-- START OF Dataset records --

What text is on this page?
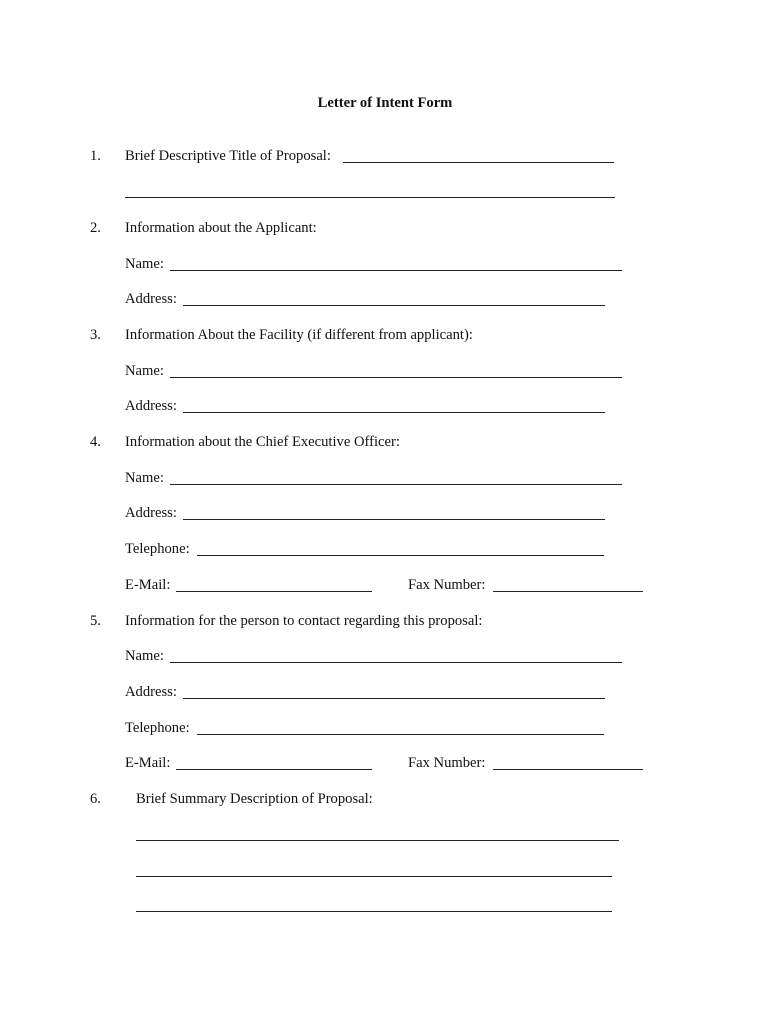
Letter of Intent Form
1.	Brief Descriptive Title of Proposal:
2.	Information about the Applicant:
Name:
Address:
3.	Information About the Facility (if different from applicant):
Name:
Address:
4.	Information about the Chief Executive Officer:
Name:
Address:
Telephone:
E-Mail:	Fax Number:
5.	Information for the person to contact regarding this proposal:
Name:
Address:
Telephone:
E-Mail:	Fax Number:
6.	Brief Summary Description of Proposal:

-- END OF Dataset records --
-- START OF Dataset records --

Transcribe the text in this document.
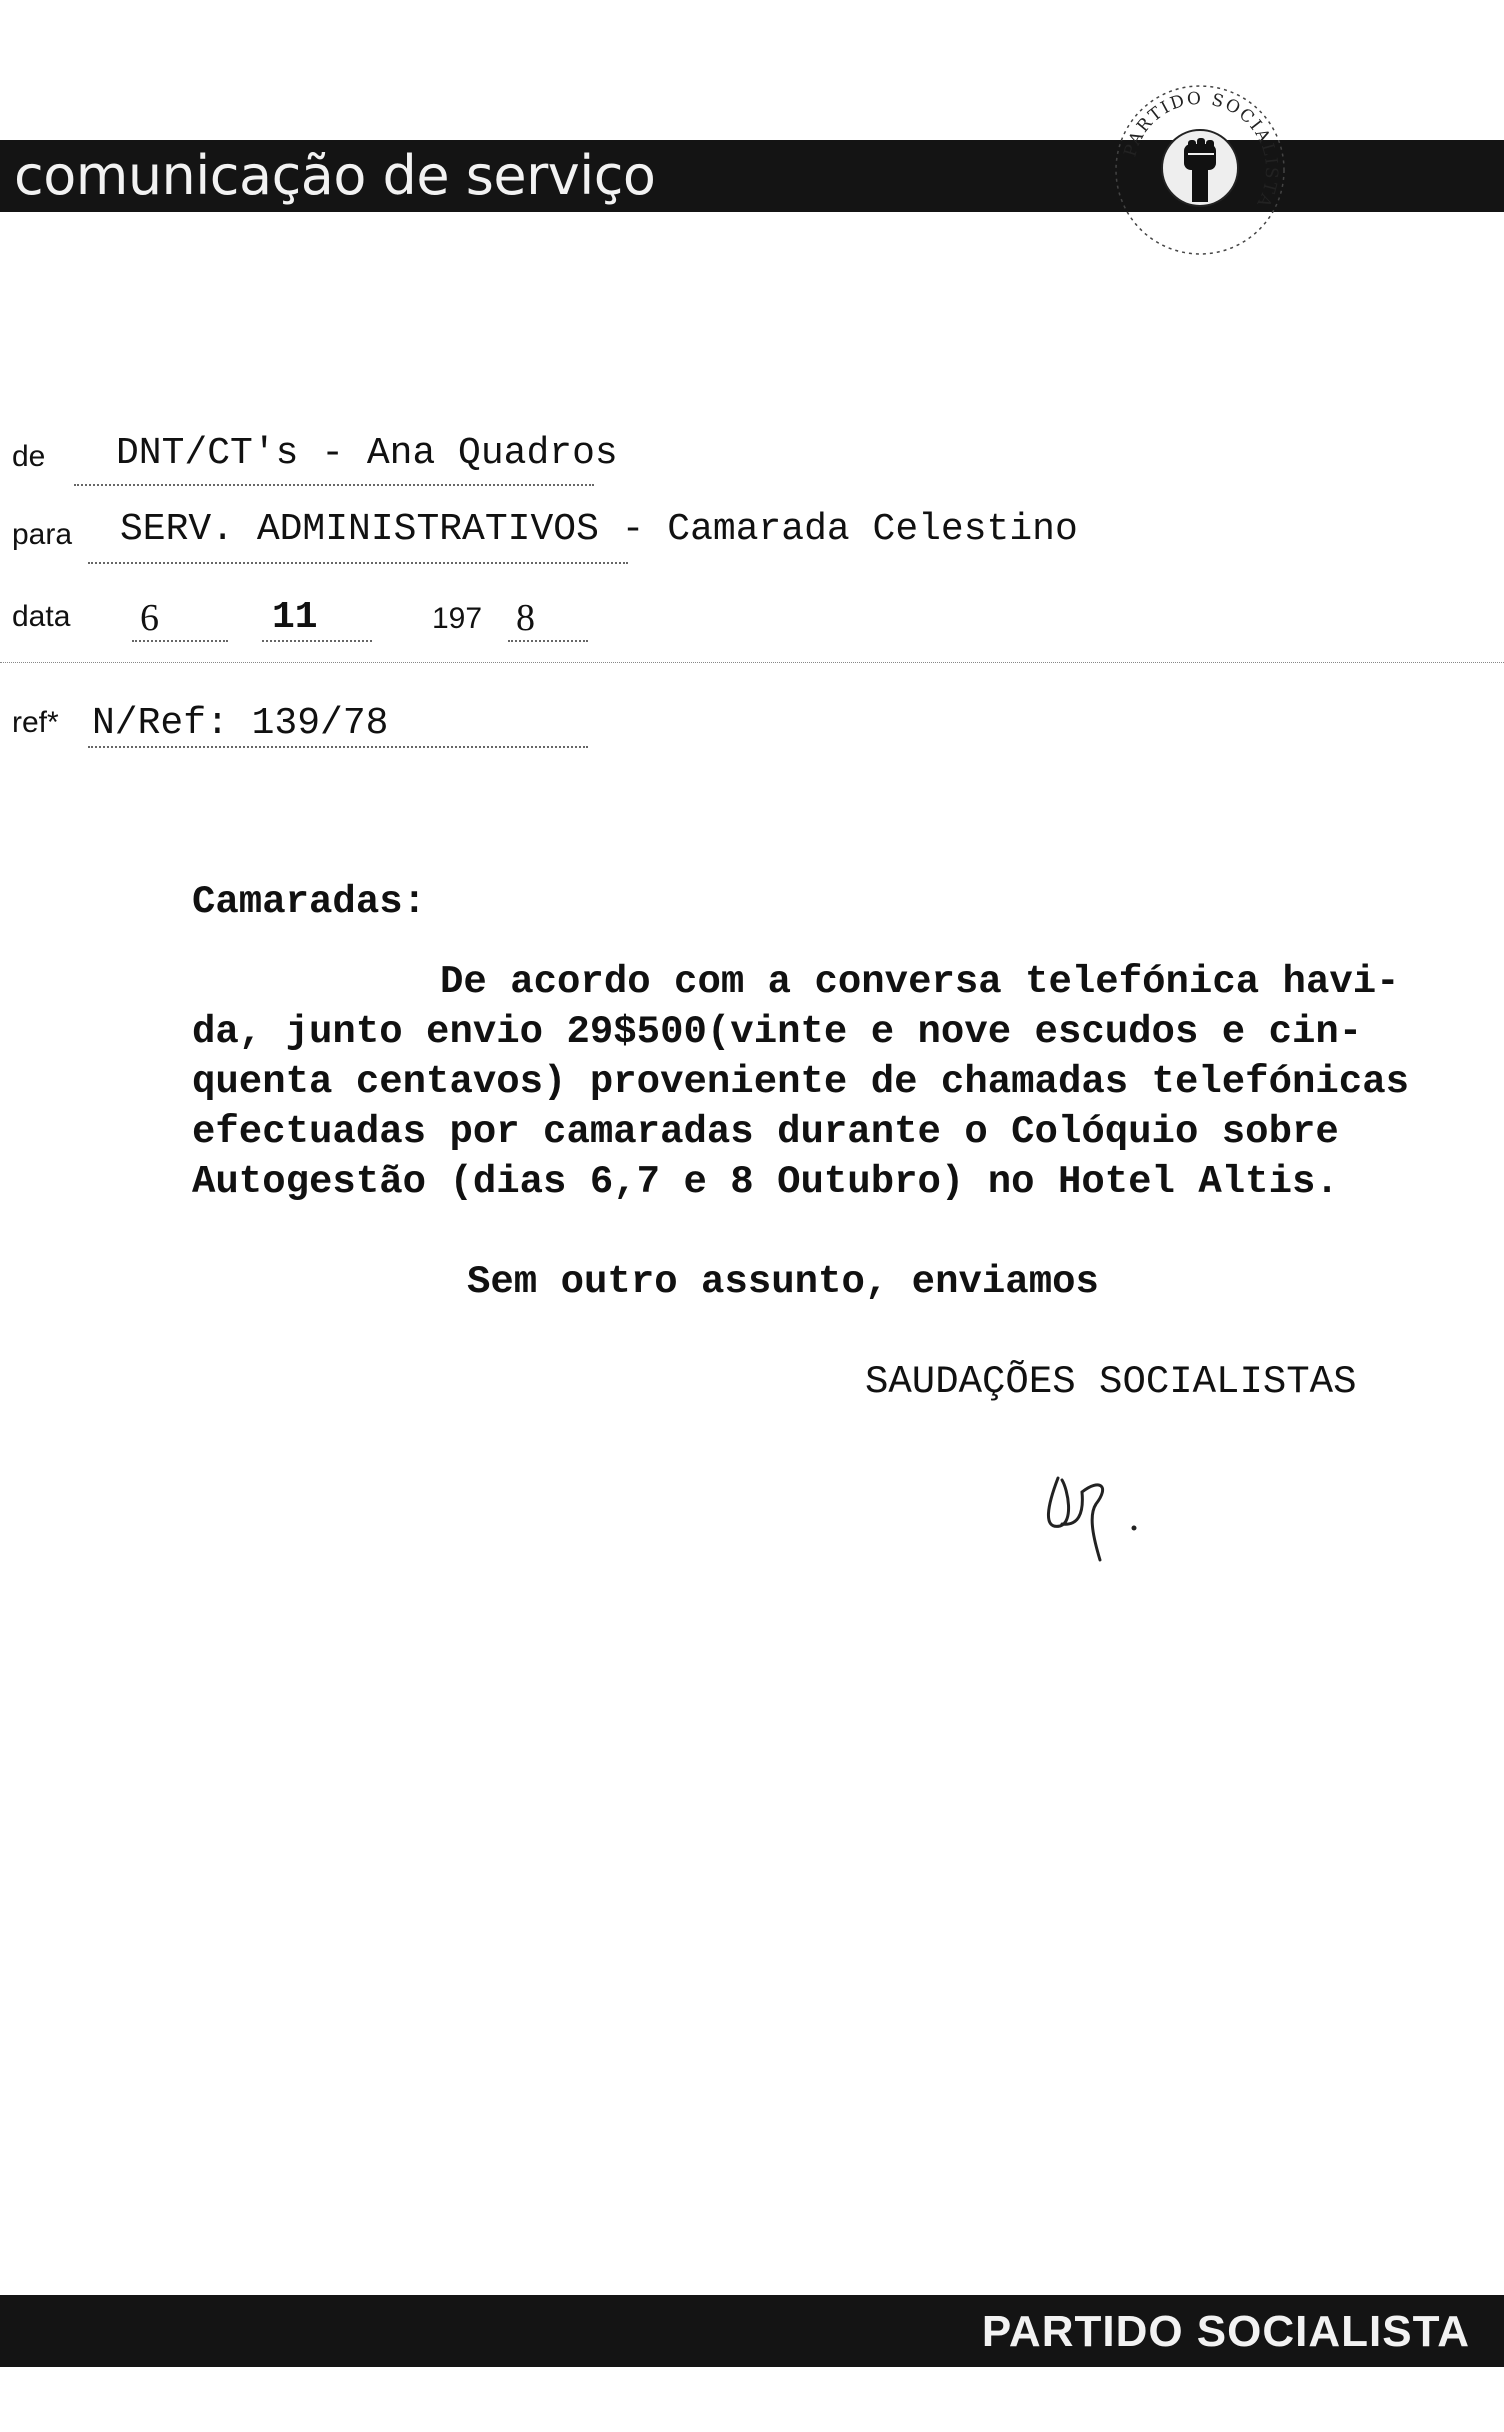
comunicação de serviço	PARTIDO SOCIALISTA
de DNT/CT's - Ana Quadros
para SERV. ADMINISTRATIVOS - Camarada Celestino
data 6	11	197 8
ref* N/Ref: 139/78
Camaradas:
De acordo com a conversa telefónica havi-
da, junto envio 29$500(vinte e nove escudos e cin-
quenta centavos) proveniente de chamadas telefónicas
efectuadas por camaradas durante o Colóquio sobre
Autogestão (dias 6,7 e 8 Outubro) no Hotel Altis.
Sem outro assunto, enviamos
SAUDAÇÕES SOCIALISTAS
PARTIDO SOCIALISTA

-- END OF Dataset records --

__Given problem__: Search the data above for the word "PARTIDO", then gather each line in which it appears.

__Response to the exercise__:
comunicação de serviço	PARTIDO SOCIALISTA
PARTIDO SOCIALISTA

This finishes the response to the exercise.